* **PROBLEM DESCRIPTION**:
Exactly repeat the material, dropping only the pictures.

* **SUPPLIED RECORDS**:

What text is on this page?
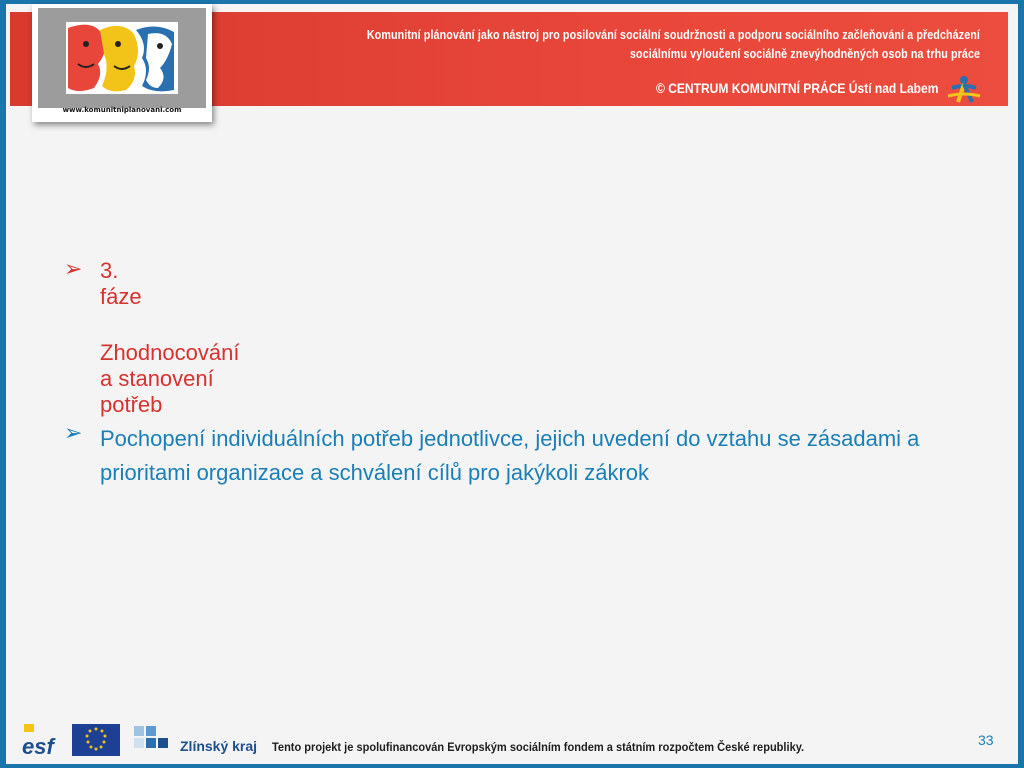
Komunitní plánování jako nástroj pro posilování sociální soudržnosti a podporu sociálního začleňování a předcházení
sociálnímu vyloučení sociálně znevýhodněných osob na trhu práce
© CENTRUM KOMUNITNÍ PRÁCE Ústí nad Labem
www.komunitniplanovani.com
➢ 3. fáze
Zhodnocování a stanovení potřeb
➢ Pochopení individuálních potřeb jednotlivce, jejich uvedení do vztahu se zásadami a prioritami organizace a schválení cílů pro jakýkoli zákrok
esf	Zlínský kraj Tento projekt je spolufinancován Evropským sociálním fondem a státním rozpočtem České republiky.	33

* **SOLUTION TO THIS TASK**:
What text is on this page?
Komunitní plánování jako nástroj pro posilování sociální soudržnosti a podporu sociálního začleňování a předcházení
sociálnímu vyloučení sociálně znevýhodněných osob na trhu práce
© CENTRUM KOMUNITNÍ PRÁCE Ústí nad Labem
www.komunitniplanovani.com
➢ 3. fáze
Zhodnocování a stanovení potřeb
➢ Pochopení individuálních potřeb jednotlivce, jejich uvedení do vztahu se zásadami a prioritami organizace a schválení cílů pro jakýkoli zákrok
esf	Zlínský kraj Tento projekt je spolufinancován Evropským sociálním fondem a státním rozpočtem České republiky.	33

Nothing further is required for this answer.